(Figure contents as structured data)
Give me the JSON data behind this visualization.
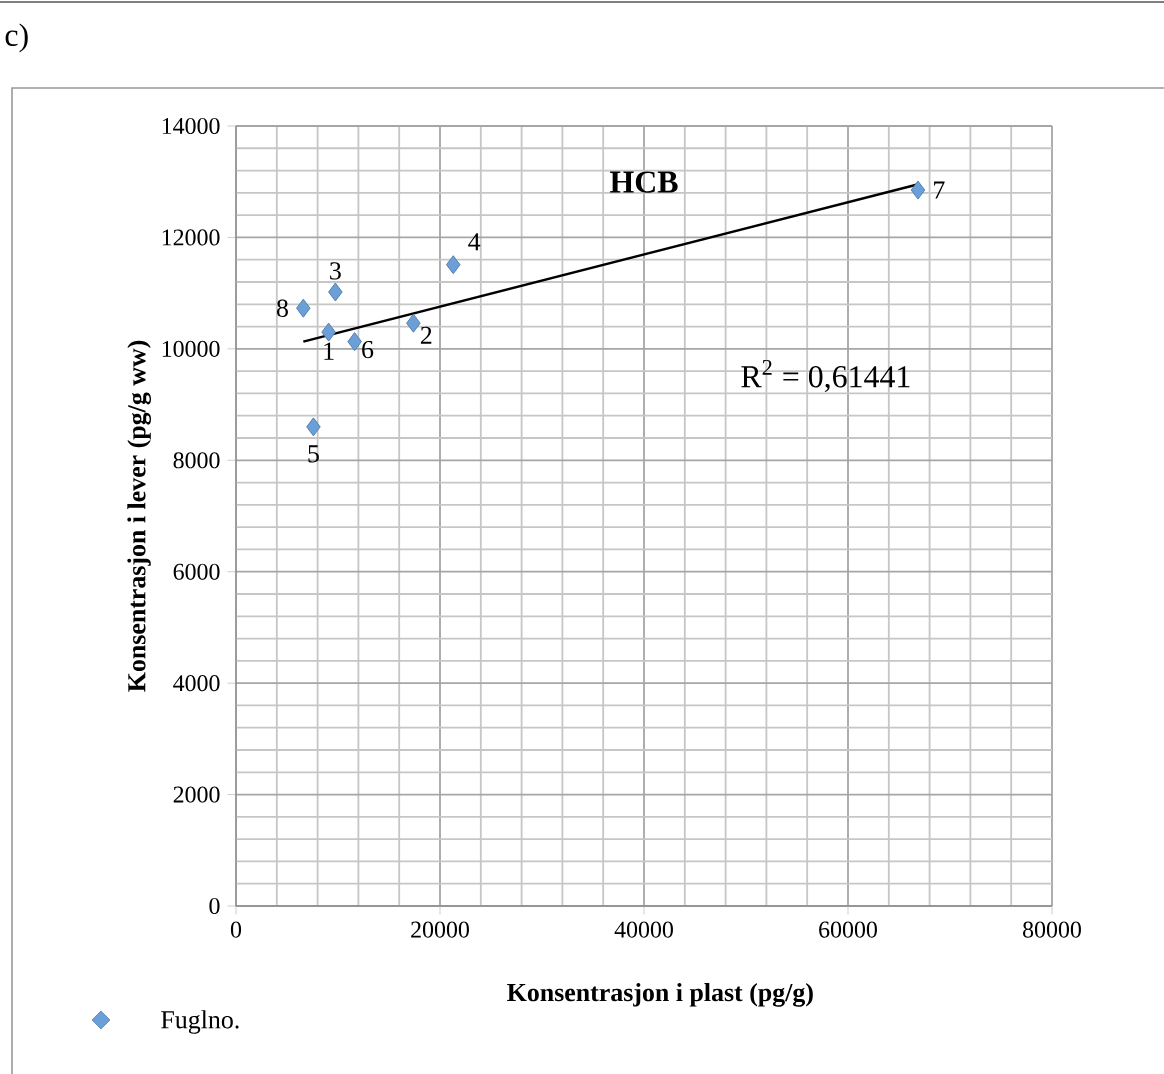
{
  "chart_data": {
    "type": "scatter",
    "title": "HCB",
    "xlabel": "Konsentrasjon i plast (pg/g)",
    "ylabel": "Konsentrasjon i lever (pg/g ww)",
    "xlim": [
      0,
      80000
    ],
    "ylim": [
      0,
      14000
    ],
    "xticks": [
      0,
      20000,
      40000,
      60000,
      80000
    ],
    "yticks": [
      0,
      2000,
      4000,
      6000,
      8000,
      10000,
      12000,
      14000
    ],
    "grid": true,
    "legend": "bottom left",
    "marker": "diamond",
    "series": [
      {
        "name": "Fuglno.",
        "type": "scatter",
        "color": "#6a9fd8",
        "x": [
          9080,
          17390,
          9740,
          21300,
          7590,
          11630,
          66860,
          6600
        ],
        "values": [
          10300,
          10460,
          11020,
          11510,
          8600,
          10130,
          12850,
          10730
        ]
      },
      {
        "type": "line",
        "color": "#000000",
        "marker": "none",
        "x": [
          6600,
          66800
        ],
        "values": [
          10130,
          12950
        ]
      }
    ],
    "annotations": [
      "c)",
      "R$^{2}$ = 0,61441",
      {
        "text": "1",
        "x": 9080,
        "y": 10300
      },
      {
        "text": "2",
        "x": 17390,
        "y": 10460
      },
      {
        "text": "3",
        "x": 9740,
        "y": 11020
      },
      {
        "text": "4",
        "x": 21300,
        "y": 11510
      },
      {
        "text": "5",
        "x": 7590,
        "y": 8600
      },
      {
        "text": "6",
        "x": 11630,
        "y": 10130
      },
      {
        "text": "7",
        "x": 66860,
        "y": 12850
      },
      {
        "text": "8",
        "x": 6600,
        "y": 10730
      }
    ]
  }
}
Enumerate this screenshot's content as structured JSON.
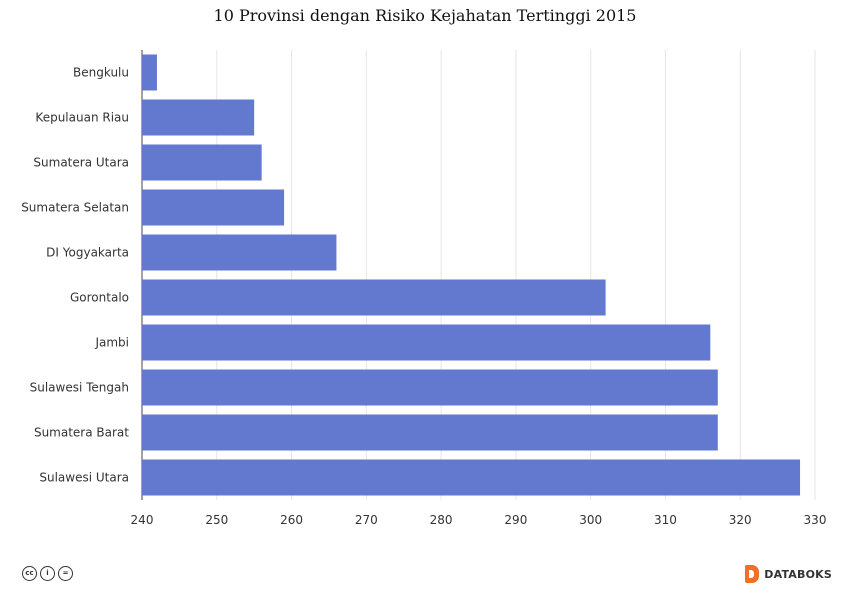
{
  "chart_data": {
    "type": "bar",
    "orientation": "horizontal",
    "title": "10 Provinsi dengan Risiko Kejahatan Tertinggi 2015",
    "xlabel": "",
    "ylabel": "",
    "categories": [
      "Bengkulu",
      "Kepulauan Riau",
      "Sumatera Utara",
      "Sumatera Selatan",
      "DI Yogyakarta",
      "Gorontalo",
      "Jambi",
      "Sulawesi Tengah",
      "Sumatera Barat",
      "Sulawesi Utara"
    ],
    "values": [
      242,
      255,
      256,
      259,
      266,
      302,
      316,
      317,
      317,
      328
    ],
    "xlim": [
      240,
      330
    ],
    "xticks": [
      "240",
      "250",
      "260",
      "270",
      "280",
      "290",
      "300",
      "310",
      "320",
      "330"
    ],
    "bar_color": "#6279cf",
    "grid": true
  },
  "footer": {
    "license_icons": [
      "cc-icon",
      "by-icon",
      "nd-icon"
    ],
    "license_glyphs": [
      "cc",
      "i",
      "="
    ],
    "brand": "DATABOKS",
    "brand_color": "#f0702a"
  }
}
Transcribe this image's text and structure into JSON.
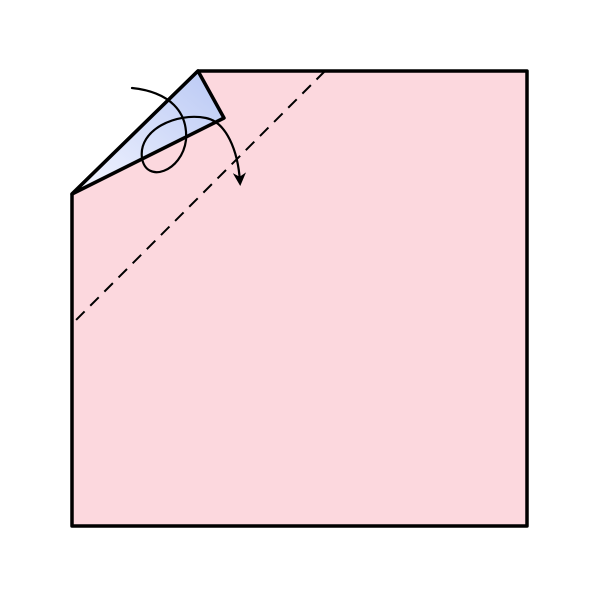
{
  "colors": {
    "background": "#ffffff",
    "paper_front": "#fcd8de",
    "paper_back_light": "#f4f6ff",
    "paper_back_dark": "#b9c8f4",
    "outline": "#000000"
  },
  "diagram": {
    "subject": "origami-square-sheet",
    "fold_type": "valley-fold",
    "fold_line_style": "dashed",
    "folded_corner": "top-left",
    "arrow_direction": "fold-over-forward"
  }
}
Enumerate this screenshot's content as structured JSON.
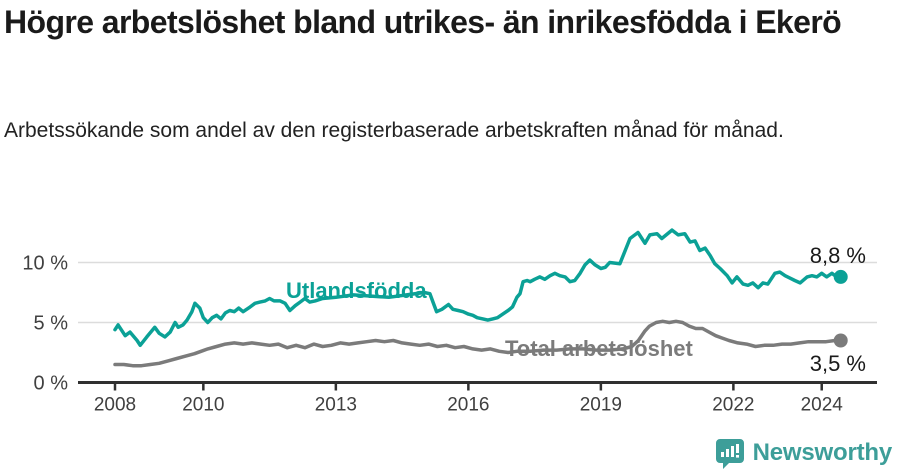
{
  "header": {
    "title": "Högre arbetslöshet bland utrikes- än inrikesfödda i Ekerö",
    "subtitle": "Arbetssökande som andel av den registerbaserade arbetskraften månad för månad."
  },
  "chart_data": {
    "type": "line",
    "title": "Högre arbetslöshet bland utrikes- än inrikesfödda i Ekerö",
    "subtitle": "Arbetssökande som andel av den registerbaserade arbetskraften månad för månad.",
    "unit": "%",
    "x_axis": {
      "range": [
        2007.15,
        2025.25
      ],
      "ticks": [
        2008,
        2010,
        2013,
        2016,
        2019,
        2022,
        2024
      ],
      "tick_labels": [
        "2008",
        "2010",
        "2013",
        "2016",
        "2019",
        "2022",
        "2024"
      ]
    },
    "y_axis": {
      "range": [
        0,
        13.8
      ],
      "ticks": [
        0,
        5,
        10
      ],
      "tick_labels": [
        "0 %",
        "5 %",
        "10 %"
      ],
      "gridlines": true
    },
    "legend_position": "inline-labels",
    "series": [
      {
        "name": "Utlandsfödda",
        "color": "#0ba196",
        "end_label": "8,8 %",
        "end_value": 8.8,
        "points": [
          [
            2008.0,
            4.4
          ],
          [
            2008.07,
            4.8
          ],
          [
            2008.23,
            3.9
          ],
          [
            2008.34,
            4.2
          ],
          [
            2008.5,
            3.5
          ],
          [
            2008.57,
            3.1
          ],
          [
            2008.72,
            3.8
          ],
          [
            2008.9,
            4.6
          ],
          [
            2009.0,
            4.1
          ],
          [
            2009.13,
            3.8
          ],
          [
            2009.25,
            4.2
          ],
          [
            2009.36,
            5.0
          ],
          [
            2009.43,
            4.6
          ],
          [
            2009.54,
            4.8
          ],
          [
            2009.63,
            5.2
          ],
          [
            2009.74,
            5.9
          ],
          [
            2009.81,
            6.6
          ],
          [
            2009.92,
            6.2
          ],
          [
            2010.0,
            5.4
          ],
          [
            2010.1,
            5.0
          ],
          [
            2010.2,
            5.4
          ],
          [
            2010.3,
            5.6
          ],
          [
            2010.4,
            5.3
          ],
          [
            2010.5,
            5.8
          ],
          [
            2010.6,
            6.0
          ],
          [
            2010.7,
            5.9
          ],
          [
            2010.8,
            6.2
          ],
          [
            2010.9,
            5.9
          ],
          [
            2011.06,
            6.3
          ],
          [
            2011.17,
            6.6
          ],
          [
            2011.28,
            6.7
          ],
          [
            2011.4,
            6.8
          ],
          [
            2011.5,
            7.0
          ],
          [
            2011.6,
            6.8
          ],
          [
            2011.74,
            6.8
          ],
          [
            2011.85,
            6.6
          ],
          [
            2011.96,
            6.0
          ],
          [
            2012.08,
            6.4
          ],
          [
            2012.19,
            6.7
          ],
          [
            2012.3,
            7.0
          ],
          [
            2012.41,
            6.7
          ],
          [
            2012.53,
            6.8
          ],
          [
            2012.7,
            7.0
          ],
          [
            2013.0,
            7.1
          ],
          [
            2013.4,
            7.3
          ],
          [
            2013.8,
            7.2
          ],
          [
            2014.2,
            7.1
          ],
          [
            2014.6,
            7.3
          ],
          [
            2015.0,
            7.5
          ],
          [
            2015.13,
            7.4
          ],
          [
            2015.2,
            6.7
          ],
          [
            2015.28,
            5.9
          ],
          [
            2015.4,
            6.1
          ],
          [
            2015.55,
            6.5
          ],
          [
            2015.65,
            6.1
          ],
          [
            2015.77,
            6.0
          ],
          [
            2015.88,
            5.9
          ],
          [
            2016.0,
            5.7
          ],
          [
            2016.1,
            5.6
          ],
          [
            2016.2,
            5.4
          ],
          [
            2016.33,
            5.3
          ],
          [
            2016.44,
            5.2
          ],
          [
            2016.55,
            5.3
          ],
          [
            2016.66,
            5.4
          ],
          [
            2016.78,
            5.7
          ],
          [
            2016.9,
            6.0
          ],
          [
            2017.0,
            6.3
          ],
          [
            2017.1,
            7.1
          ],
          [
            2017.17,
            7.4
          ],
          [
            2017.24,
            8.4
          ],
          [
            2017.33,
            8.5
          ],
          [
            2017.4,
            8.4
          ],
          [
            2017.5,
            8.6
          ],
          [
            2017.62,
            8.8
          ],
          [
            2017.73,
            8.6
          ],
          [
            2017.85,
            8.9
          ],
          [
            2017.96,
            9.1
          ],
          [
            2018.07,
            8.9
          ],
          [
            2018.19,
            8.8
          ],
          [
            2018.3,
            8.4
          ],
          [
            2018.41,
            8.5
          ],
          [
            2018.53,
            9.1
          ],
          [
            2018.64,
            9.8
          ],
          [
            2018.75,
            10.2
          ],
          [
            2018.87,
            9.8
          ],
          [
            2019.0,
            9.5
          ],
          [
            2019.1,
            9.6
          ],
          [
            2019.2,
            10.0
          ],
          [
            2019.43,
            9.9
          ],
          [
            2019.55,
            11.0
          ],
          [
            2019.66,
            12.0
          ],
          [
            2019.84,
            12.5
          ],
          [
            2020.0,
            11.6
          ],
          [
            2020.11,
            12.3
          ],
          [
            2020.27,
            12.4
          ],
          [
            2020.38,
            12.0
          ],
          [
            2020.61,
            12.7
          ],
          [
            2020.75,
            12.3
          ],
          [
            2020.9,
            12.4
          ],
          [
            2021.02,
            11.7
          ],
          [
            2021.13,
            11.8
          ],
          [
            2021.24,
            11.0
          ],
          [
            2021.36,
            11.2
          ],
          [
            2021.47,
            10.6
          ],
          [
            2021.58,
            9.9
          ],
          [
            2021.7,
            9.5
          ],
          [
            2021.86,
            8.9
          ],
          [
            2021.97,
            8.3
          ],
          [
            2022.08,
            8.8
          ],
          [
            2022.22,
            8.2
          ],
          [
            2022.33,
            8.1
          ],
          [
            2022.44,
            8.3
          ],
          [
            2022.56,
            7.9
          ],
          [
            2022.67,
            8.3
          ],
          [
            2022.78,
            8.2
          ],
          [
            2022.94,
            9.1
          ],
          [
            2023.05,
            9.2
          ],
          [
            2023.17,
            8.9
          ],
          [
            2023.28,
            8.7
          ],
          [
            2023.39,
            8.5
          ],
          [
            2023.51,
            8.3
          ],
          [
            2023.67,
            8.8
          ],
          [
            2023.78,
            8.9
          ],
          [
            2023.89,
            8.8
          ],
          [
            2024.0,
            9.1
          ],
          [
            2024.11,
            8.8
          ],
          [
            2024.23,
            9.1
          ],
          [
            2024.34,
            8.8
          ],
          [
            2024.43,
            8.8
          ]
        ]
      },
      {
        "name": "Total arbetslöshet",
        "color": "#7b7b7b",
        "end_label": "3,5 %",
        "end_value": 3.5,
        "points": [
          [
            2008.0,
            1.5
          ],
          [
            2008.2,
            1.5
          ],
          [
            2008.4,
            1.4
          ],
          [
            2008.6,
            1.4
          ],
          [
            2008.8,
            1.5
          ],
          [
            2009.0,
            1.6
          ],
          [
            2009.2,
            1.8
          ],
          [
            2009.4,
            2.0
          ],
          [
            2009.6,
            2.2
          ],
          [
            2009.8,
            2.4
          ],
          [
            2009.95,
            2.6
          ],
          [
            2010.1,
            2.8
          ],
          [
            2010.3,
            3.0
          ],
          [
            2010.5,
            3.2
          ],
          [
            2010.7,
            3.3
          ],
          [
            2010.9,
            3.2
          ],
          [
            2011.1,
            3.3
          ],
          [
            2011.3,
            3.2
          ],
          [
            2011.5,
            3.1
          ],
          [
            2011.7,
            3.2
          ],
          [
            2011.9,
            2.9
          ],
          [
            2012.1,
            3.1
          ],
          [
            2012.3,
            2.9
          ],
          [
            2012.5,
            3.2
          ],
          [
            2012.7,
            3.0
          ],
          [
            2012.9,
            3.1
          ],
          [
            2013.1,
            3.3
          ],
          [
            2013.3,
            3.2
          ],
          [
            2013.5,
            3.3
          ],
          [
            2013.7,
            3.4
          ],
          [
            2013.9,
            3.5
          ],
          [
            2014.1,
            3.4
          ],
          [
            2014.3,
            3.5
          ],
          [
            2014.5,
            3.3
          ],
          [
            2014.7,
            3.2
          ],
          [
            2014.9,
            3.1
          ],
          [
            2015.1,
            3.2
          ],
          [
            2015.3,
            3.0
          ],
          [
            2015.5,
            3.1
          ],
          [
            2015.7,
            2.9
          ],
          [
            2015.9,
            3.0
          ],
          [
            2016.1,
            2.8
          ],
          [
            2016.3,
            2.7
          ],
          [
            2016.5,
            2.8
          ],
          [
            2016.7,
            2.6
          ],
          [
            2016.9,
            2.5
          ],
          [
            2017.1,
            2.6
          ],
          [
            2017.4,
            2.6
          ],
          [
            2017.7,
            2.7
          ],
          [
            2018.0,
            2.7
          ],
          [
            2018.3,
            2.8
          ],
          [
            2018.6,
            2.8
          ],
          [
            2018.9,
            2.7
          ],
          [
            2019.2,
            2.7
          ],
          [
            2019.5,
            2.8
          ],
          [
            2019.7,
            3.0
          ],
          [
            2019.85,
            3.5
          ],
          [
            2020.0,
            4.3
          ],
          [
            2020.1,
            4.7
          ],
          [
            2020.25,
            5.0
          ],
          [
            2020.4,
            5.1
          ],
          [
            2020.55,
            5.0
          ],
          [
            2020.7,
            5.1
          ],
          [
            2020.85,
            5.0
          ],
          [
            2021.0,
            4.7
          ],
          [
            2021.15,
            4.5
          ],
          [
            2021.3,
            4.5
          ],
          [
            2021.45,
            4.2
          ],
          [
            2021.6,
            3.9
          ],
          [
            2021.75,
            3.7
          ],
          [
            2021.9,
            3.5
          ],
          [
            2022.1,
            3.3
          ],
          [
            2022.3,
            3.2
          ],
          [
            2022.5,
            3.0
          ],
          [
            2022.7,
            3.1
          ],
          [
            2022.9,
            3.1
          ],
          [
            2023.1,
            3.2
          ],
          [
            2023.3,
            3.2
          ],
          [
            2023.5,
            3.3
          ],
          [
            2023.7,
            3.4
          ],
          [
            2023.9,
            3.4
          ],
          [
            2024.1,
            3.4
          ],
          [
            2024.3,
            3.5
          ],
          [
            2024.43,
            3.5
          ]
        ]
      }
    ],
    "colors": {
      "axis": "#303030",
      "tick_text": "#404040",
      "gridline": "#dcdcdc"
    }
  },
  "footer": {
    "brand": "Newsworthy",
    "brand_color": "#3d9e99",
    "logo_icon": "newsworthy-chart-bubble-icon"
  }
}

◆ What needs to be done
Copy each line above that contains the string "månad".

◆ Result for this exercise
    "subtitle": "Arbetssökande som andel av den registerbaserade arbetskraften månad för månad."
    "subtitle": "Arbetssökande som andel av den registerbaserade arbetskraften månad för månad.",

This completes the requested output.